• Task objective: Copy out exactly the lines from the one containing "Transcribe the text in this document." to the last line of the records below, both included, and leave out any pictures.

════════════════════

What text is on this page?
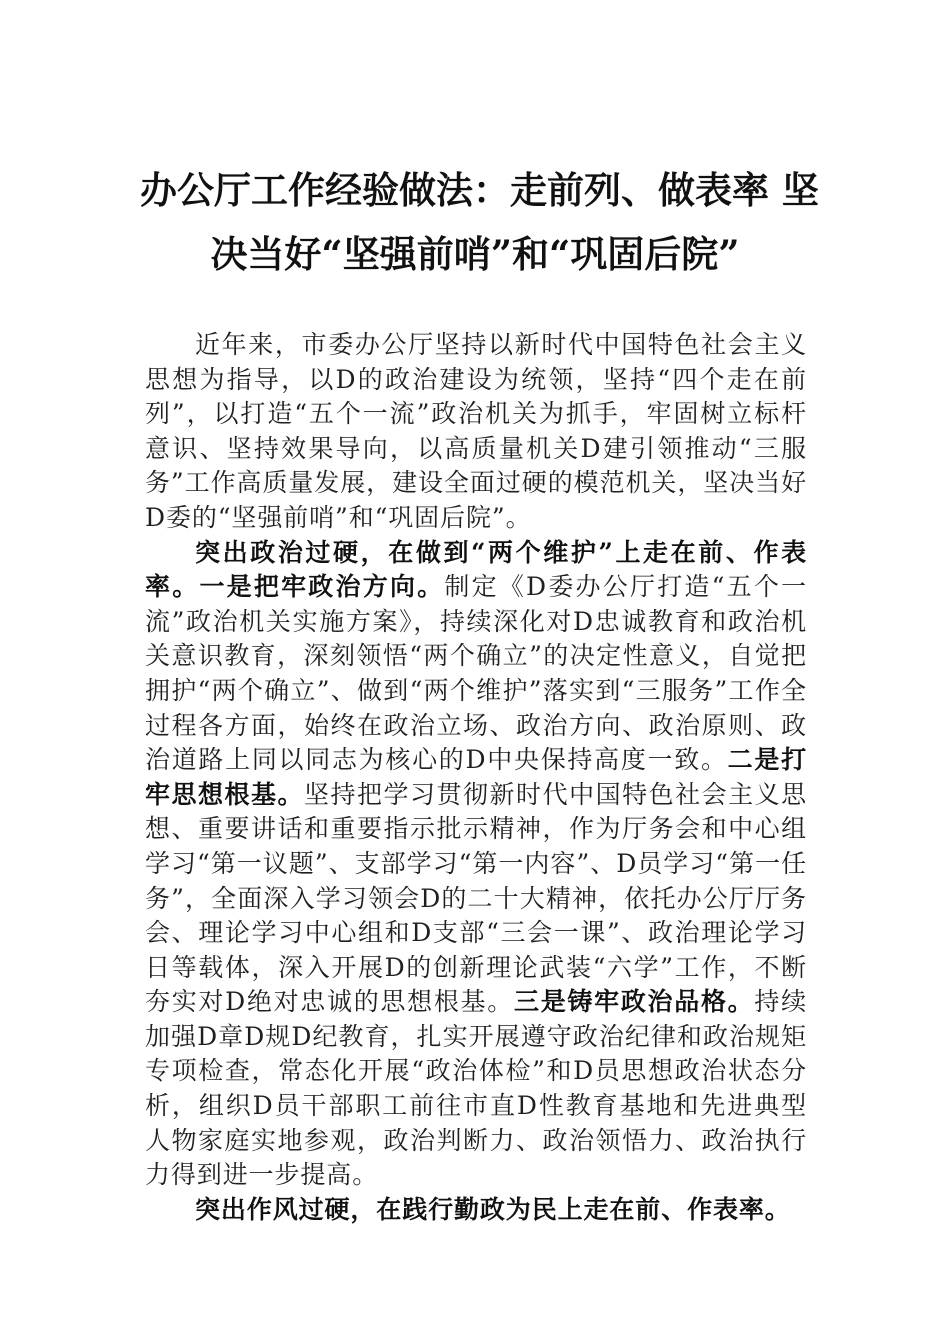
办公厅工作经验做法：走前列、做表率 坚
决当好“坚强前哨”和“巩固后院”

近年来，市委办公厅坚持以新时代中国特色社会主义思想为指导，以D的政治建设为统领，坚持“四个走在前列”，以打造“五个一流”政治机关为抓手，牢固树立标杆意识、坚持效果导向，以高质量机关D建引领推动“三服务”工作高质量发展，建设全面过硬的模范机关，坚决当好D委的“坚强前哨”和“巩固后院”。

突出政治过硬，在做到“两个维护”上走在前、作表率。一是把牢政治方向。制定《D委办公厅打造“五个一流”政治机关实施方案》，持续深化对D忠诚教育和政治机关意识教育，深刻领悟“两个确立”的决定性意义，自觉把拥护“两个确立”、做到“两个维护”落实到“三服务”工作全过程各方面，始终在政治立场、政治方向、政治原则、政治道路上同以同志为核心的D中央保持高度一致。二是打牢思想根基。坚持把学习贯彻新时代中国特色社会主义思想、重要讲话和重要指示批示精神，作为厅务会和中心组学习“第一议题”、支部学习“第一内容”、D员学习“第一任务”，全面深入学习领会D的二十大精神，依托办公厅厅务会、理论学习中心组和D支部“三会一课”、政治理论学习日等载体，深入开展D的创新理论武装“六学”工作，不断夯实对D绝对忠诚的思想根基。三是铸牢政治品格。持续加强D章D规D纪教育，扎实开展遵守政治纪律和政治规矩专项检查，常态化开展“政治体检”和D员思想政治状态分析，组织D员干部职工前往市直D性教育基地和先进典型人物家庭实地参观，政治判断力、政治领悟力、政治执行力得到进一步提高。

突出作风过硬，在践行勤政为民上走在前、作表率。
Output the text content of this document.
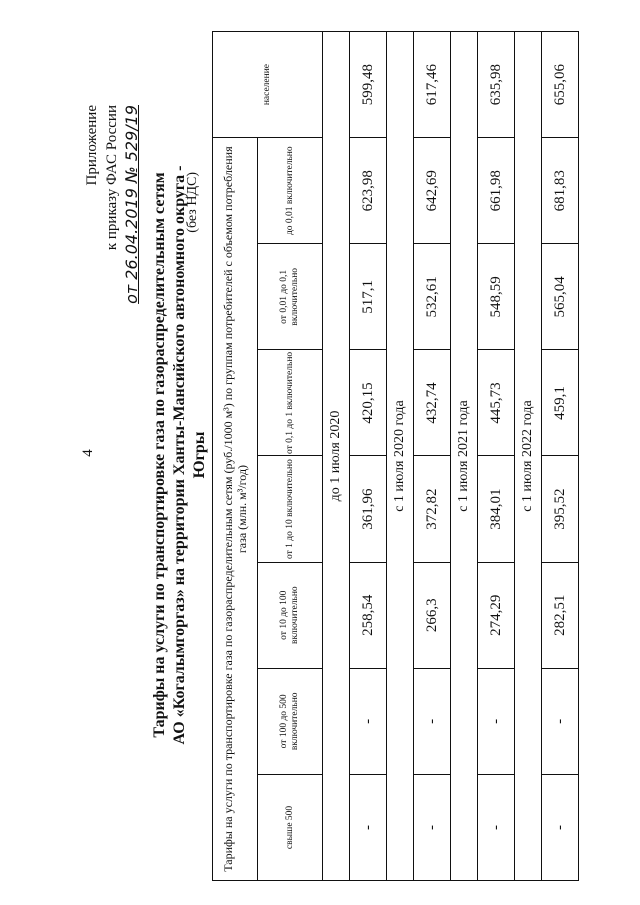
4
Приложение к приказу ФАС России от 26.04.2019 № 529/19 Тарифы на услуги по транспортировке газа по газораспределительным сетям АО «Когалымгоргаз» на территории Ханты-Мансийского автономного округа - Югры
(без НДС) Тарифы на услуги по транспортировке газа по газораспределительным сетям (руб./1000 м³) по группам потребителей с объемом потребления газа (млн. м³/год)							население
свыше 500	от 100 до 500 включительно	от 10 до 100 включительно	от 1 до 10 включительно	от 0,1 до 1 включительно	от 0,01 до 0,1 включительно	до 0,01 включительно	
до 1 июля 2020							
-	-	258,54	361,96	420,15	517,1	623,98	599,48
с 1 июля 2020 года							
-	-	266,3	372,82	432,74	532,61	642,69	617,46
с 1 июля 2021 года							
-	-	274,29	384,01	445,73	548,59	661,98	635,98
с 1 июля 2022 года							
-	-	282,51	395,52	459,1	565,04	681,83	655,06
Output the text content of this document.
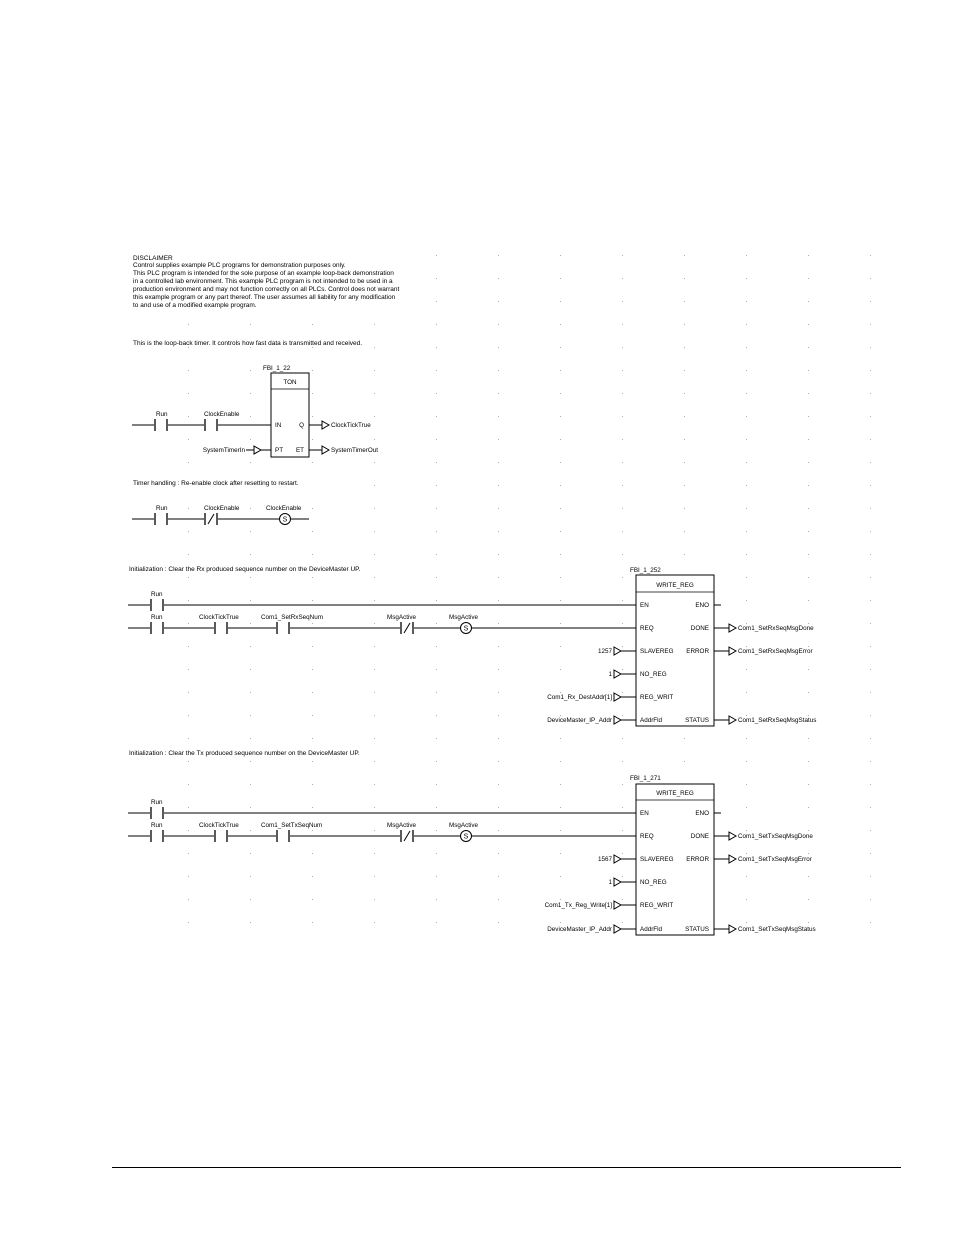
DISCLAIMER
Control supplies example PLC programs for demonstration purposes only.
This PLC program is intended for the sole purpose of an example loop-back demonstration
in a controlled lab environment. This example PLC program is not intended to be used in a
production environment and may not function correctly on all PLCs. Control does not warrant
this example program or any part thereof. The user assumes all liability for any modification
to and use of a modified example program.
This is the loop-back timer. It controls how fast data is transmitted and received.
Run	ClockEnable
FBI_1_22
TON
IN
PT
Q
ET
SystemTimerIn
ClockTickTrue
SystemTimerOut
Timer handling : Re-enable clock after resetting to restart.
Run	ClockEnable	ClockEnable
S
Initialization : Clear the Rx produced sequence number on the DeviceMaster UP.
Run
Run	ClockTickTrue	Com1_SetRxSeqNum	MsgActive	MsgActive
S
FBI_1_252
WRITE_REG
EN
REQ
SLAVEREG
NO_REG
REG_WRIT
AddrFld
ENO
DONE
ERROR
STATUS
1257
1
Com1_Rx_DestAddr[1]
DeviceMaster_IP_Addr
Com1_SetRxSeqMsgDone
Com1_SetRxSeqMsgError
Com1_SetRxSeqMsgStatus
Initialization : Clear the Tx produced sequence number on the DeviceMaster UP.
Run
Run	ClockTickTrue	Com1_SetTxSeqNum	MsgActive	MsgActive
S
FBI_1_271
WRITE_REG
EN
REQ
SLAVEREG
NO_REG
REG_WRIT
AddrFld
ENO
DONE
ERROR
STATUS
1567
1
Com1_Tx_Reg_Write[1]
DeviceMaster_IP_Addr
Com1_SetTxSeqMsgDone
Com1_SetTxSeqMsgError
Com1_SetTxSeqMsgStatus
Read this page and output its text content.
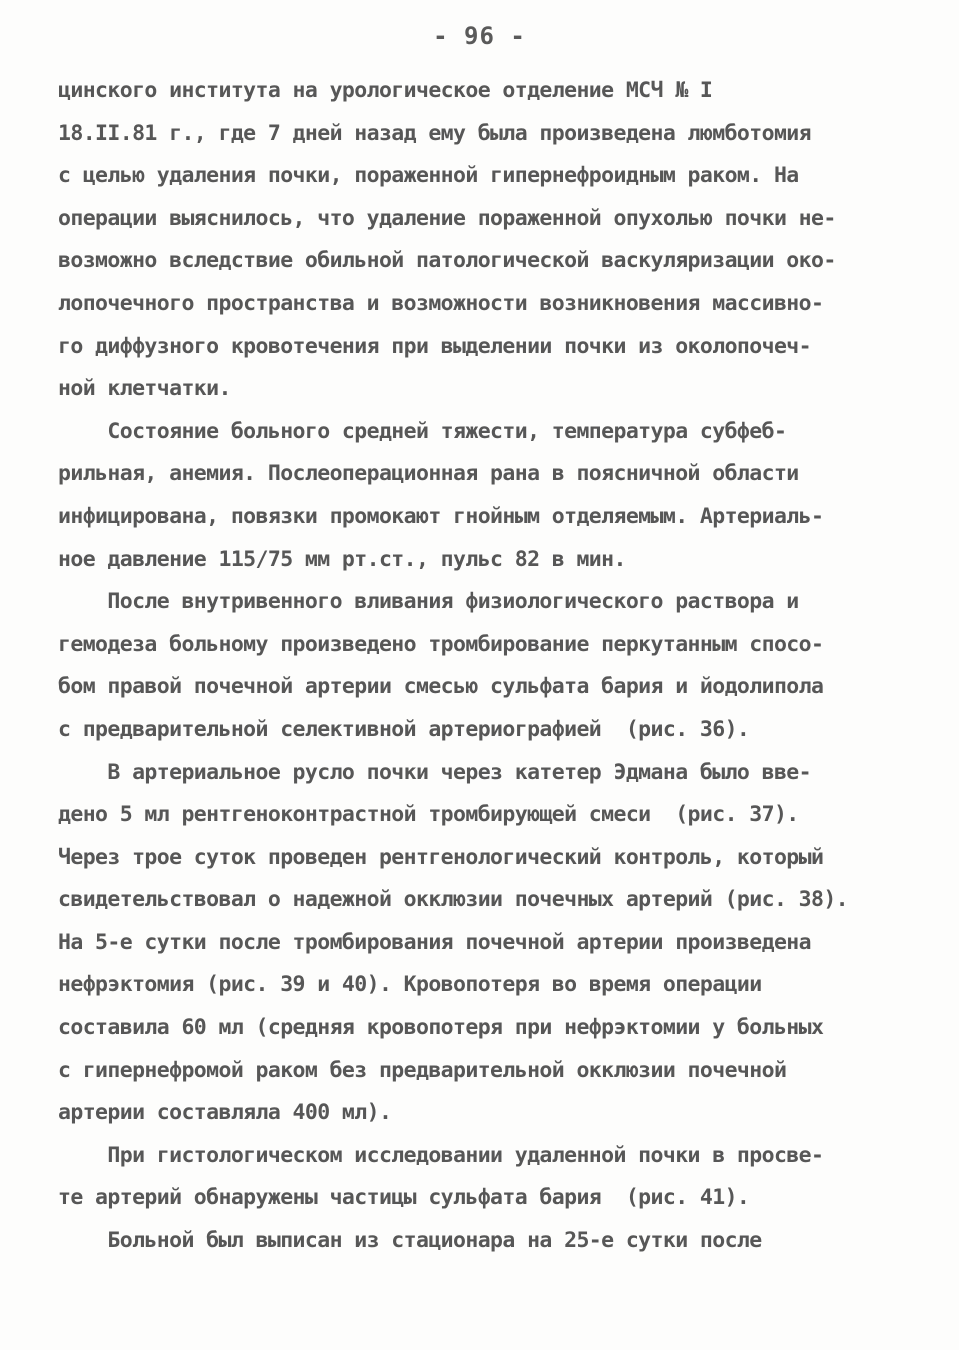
- 96 -
цинского института на урологическое отделение МСЧ № I
18.II.81 г., где 7 дней назад ему была произведена люмботомия
с целью удаления почки, пораженной гипернефроидным раком. На
операции выяснилось, что удаление пораженной опухолью почки не-
возможно вследствие обильной патологической васкуляризации око-
лопочечного пространства и возможности возникновения массивно-
го диффузного кровотечения при выделении почки из околопочеч-
ной клетчатки.
Состояние больного средней тяжести, температура субфеб-
рильная, анемия. Послеоперационная рана в поясничной области
инфицирована, повязки промокают гнойным отделяемым. Артериаль-
ное давление 115/75 мм рт.ст., пульс 82 в мин.
После внутривенного вливания физиологического раствора и
гемодеза больному произведено тромбирование перкутанным спосо-
бом правой почечной артерии смесью сульфата бария и йодолипола
с предварительной селективной артериографией  (рис. 36).
В артериальное русло почки через катетер Эдмана было вве-
дено 5 мл рентгеноконтрастной тромбирующей смеси  (рис. 37).
Через трое суток проведен рентгенологический контроль, который
свидетельствовал о надежной окклюзии почечных артерий (рис. 38).
На 5-е сутки после тромбирования почечной артерии произведена
нефрэктомия (рис. 39 и 40). Кровопотеря во время операции
составила 60 мл (средняя кровопотеря при нефрэктомии у больных
с гипернефромой раком без предварительной окклюзии почечной
артерии составляла 400 мл).
При гистологическом исследовании удаленной почки в просве-
те артерий обнаружены частицы сульфата бария  (рис. 41).
Больной был выписан из стационара на 25-е сутки после
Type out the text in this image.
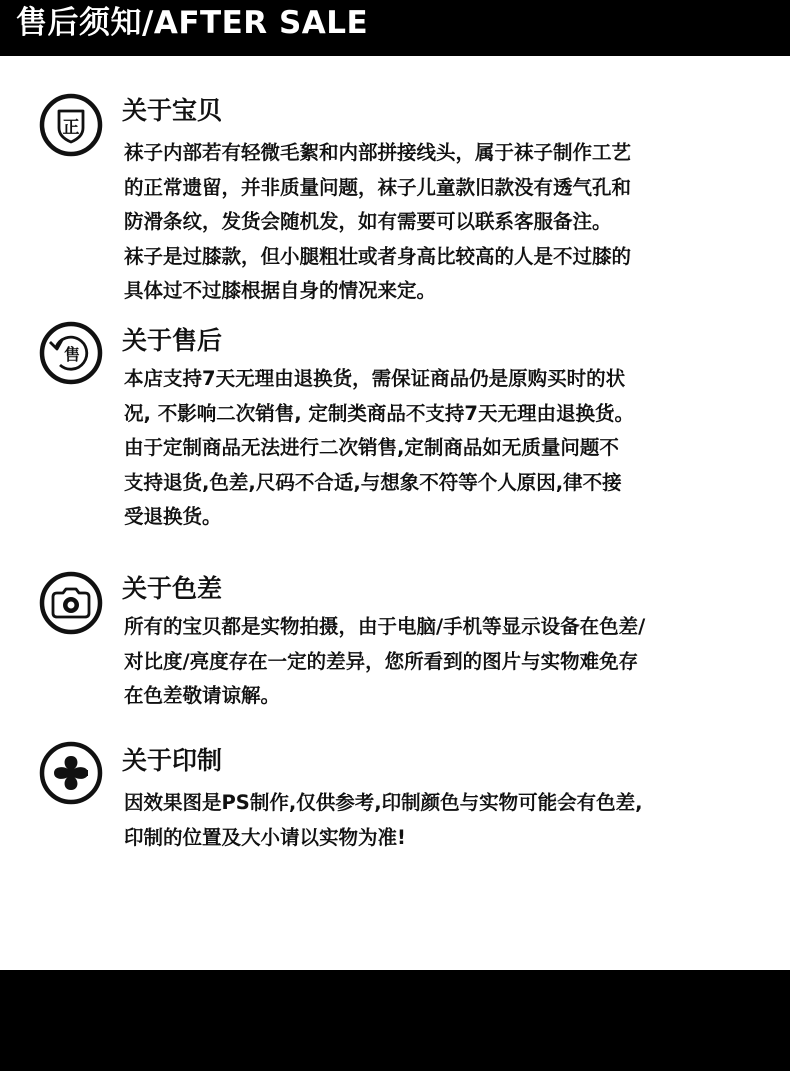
售后须知/AFTER SALE
正
关于宝贝
袜子内部若有轻微毛絮和内部拼接线头，属于袜子制作工艺
的正常遗留，并非质量问题，袜子儿童款旧款没有透气孔和
防滑条纹，发货会随机发，如有需要可以联系客服备注。
袜子是过膝款，但小腿粗壮或者身高比较高的人是不过膝的
具体过不过膝根据自身的情况来定。
售 关于售后
本店支持7天无理由退换货，需保证商品仍是原购买时的状
况, 不影响二次销售, 定制类商品不支持7天无理由退换货。
由于定制商品无法进行二次销售,定制商品如无质量问题不
支持退货,色差,尺码不合适,与想象不符等个人原因,律不接
受退换货。
关于色差
所有的宝贝都是实物拍摄，由于电脑/手机等显示设备在色差/
对比度/亮度存在一定的差异，您所看到的图片与实物难免存
在色差敬请谅解。
关于印制
因效果图是PS制作,仅供参考,印制颜色与实物可能会有色差,
印制的位置及大小请以实物为准!
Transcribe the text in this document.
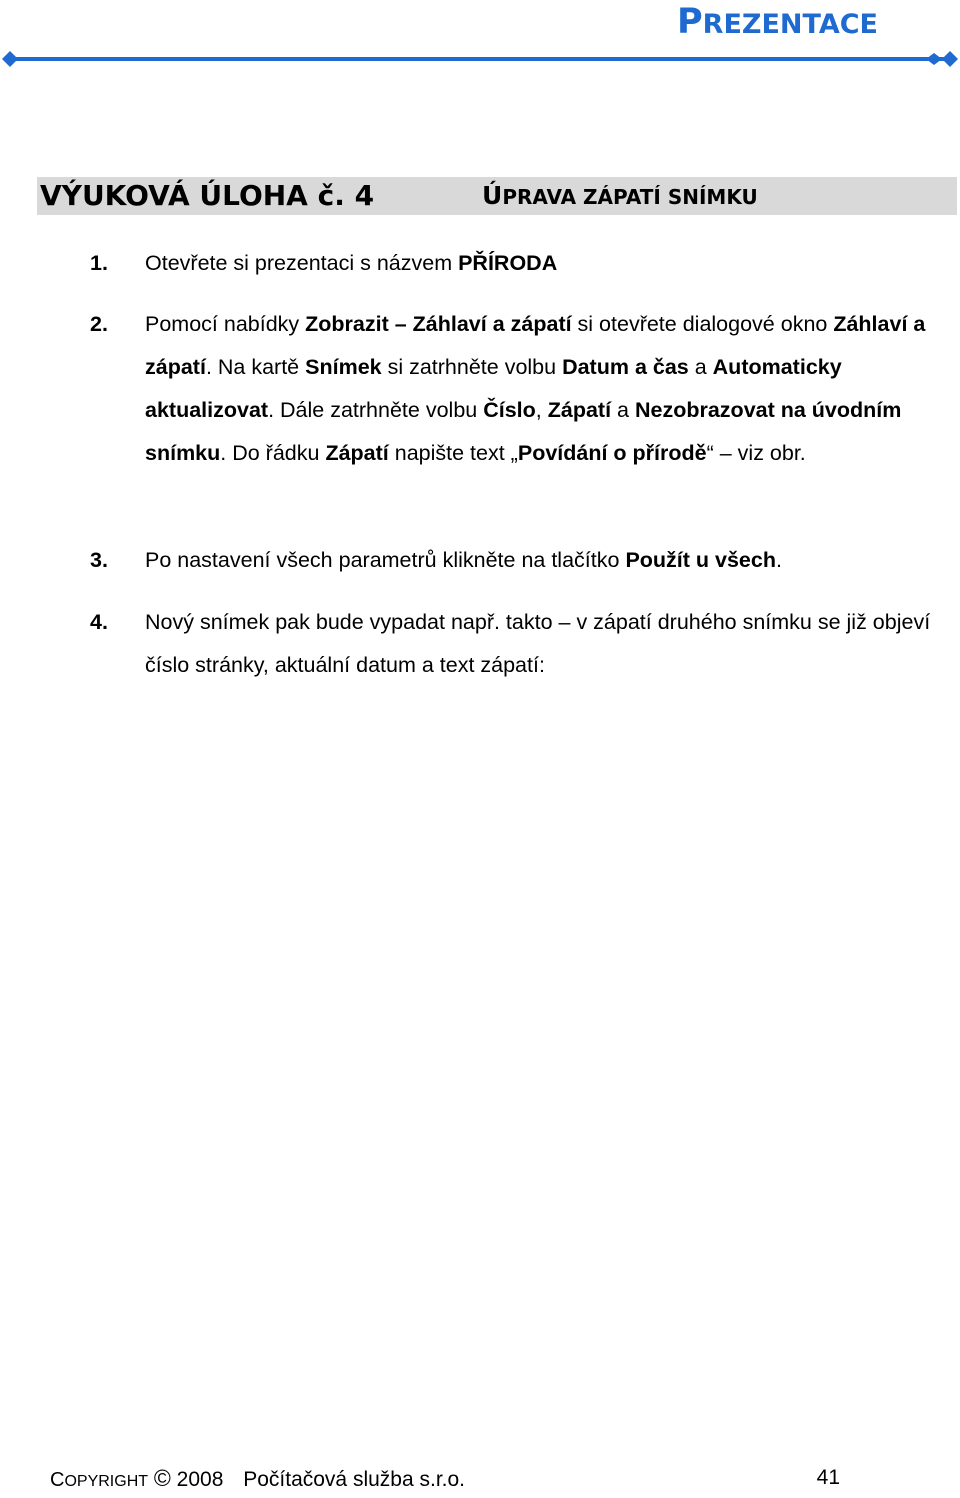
PREZENTACE
VÝUKOVÁ ÚLOHA č. 4	ÚPRAVA ZÁPATÍ SNÍMKU
1.	Otevřete si prezentaci s názvem PŘÍRODA
2.	Pomocí nabídky Zobrazit – Záhlaví a zápatí si otevřete dialogové okno Záhlaví a zápatí. Na kartě Snímek si zatrhněte volbu Datum a čas a Automaticky aktualizovat. Dále zatrhněte volbu Číslo, Zápatí a Nezobrazovat na úvodním snímku. Do řádku Zápatí napište text „Povídání o přírodě“ – viz obr.
3.	Po nastavení všech parametrů klikněte na tlačítko Použít u všech.
4.	Nový snímek pak bude vypadat např. takto – v zápatí druhého snímku se již objeví číslo stránky, aktuální datum a text zápatí:
COPYRIGHT © 2008 Počítačová služba s.r.o.	41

════════════════════

• Solution to this task:
Transcribe the text in this document.
PREZENTACE
VÝUKOVÁ ÚLOHA č. 4	ÚPRAVA ZÁPATÍ SNÍMKU
1.	Otevřete si prezentaci s názvem PŘÍRODA
2.	Pomocí nabídky Zobrazit – Záhlaví a zápatí si otevřete dialogové okno Záhlaví a zápatí. Na kartě Snímek si zatrhněte volbu Datum a čas a Automaticky aktualizovat. Dále zatrhněte volbu Číslo, Zápatí a Nezobrazovat na úvodním snímku. Do řádku Zápatí napište text „Povídání o přírodě“ – viz obr.
3.	Po nastavení všech parametrů klikněte na tlačítko Použít u všech.
4.	Nový snímek pak bude vypadat např. takto – v zápatí druhého snímku se již objeví číslo stránky, aktuální datum a text zápatí:
COPYRIGHT © 2008 Počítačová služba s.r.o.	41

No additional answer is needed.